*REQUIRED TASK*: Where a line in the listing contains the string "name", copy that line out.

*Records from a data collection*:
····················
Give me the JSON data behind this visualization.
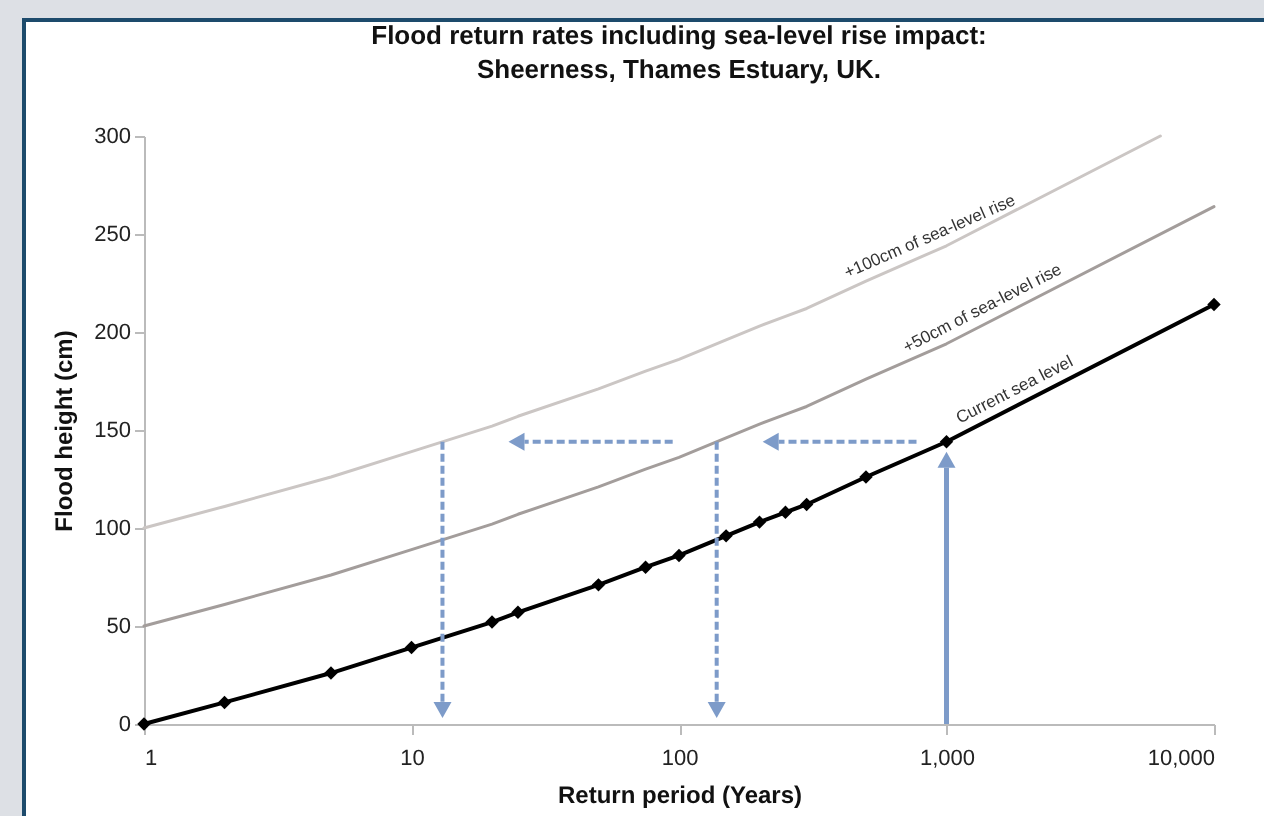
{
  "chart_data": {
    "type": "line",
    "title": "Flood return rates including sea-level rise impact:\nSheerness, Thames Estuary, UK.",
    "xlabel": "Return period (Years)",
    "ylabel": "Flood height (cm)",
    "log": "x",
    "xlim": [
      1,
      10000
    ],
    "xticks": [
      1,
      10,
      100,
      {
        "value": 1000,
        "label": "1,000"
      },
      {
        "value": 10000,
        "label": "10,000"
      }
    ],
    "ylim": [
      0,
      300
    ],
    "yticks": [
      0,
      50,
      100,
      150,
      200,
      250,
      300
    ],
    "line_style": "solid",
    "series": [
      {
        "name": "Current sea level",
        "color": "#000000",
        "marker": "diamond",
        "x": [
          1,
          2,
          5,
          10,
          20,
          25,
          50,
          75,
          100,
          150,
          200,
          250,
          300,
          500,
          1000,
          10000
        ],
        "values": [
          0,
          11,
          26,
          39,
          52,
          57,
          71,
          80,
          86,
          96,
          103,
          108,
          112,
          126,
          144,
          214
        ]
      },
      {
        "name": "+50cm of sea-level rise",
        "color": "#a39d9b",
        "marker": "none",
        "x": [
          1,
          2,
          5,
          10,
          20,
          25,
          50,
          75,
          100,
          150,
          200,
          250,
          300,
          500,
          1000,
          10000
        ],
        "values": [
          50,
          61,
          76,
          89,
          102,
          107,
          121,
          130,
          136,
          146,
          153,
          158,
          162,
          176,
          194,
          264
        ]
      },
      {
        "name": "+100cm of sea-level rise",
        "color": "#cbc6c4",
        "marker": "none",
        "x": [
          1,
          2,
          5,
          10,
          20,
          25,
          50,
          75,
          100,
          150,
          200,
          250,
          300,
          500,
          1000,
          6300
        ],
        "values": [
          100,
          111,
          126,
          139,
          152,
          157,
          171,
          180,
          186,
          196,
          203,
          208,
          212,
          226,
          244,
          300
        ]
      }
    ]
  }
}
····················
*OUTPUT OF THE TASK*:
        "name": "Current sea level",
        "name": "+50cm of sea-level rise",
        "name": "+100cm of sea-level rise",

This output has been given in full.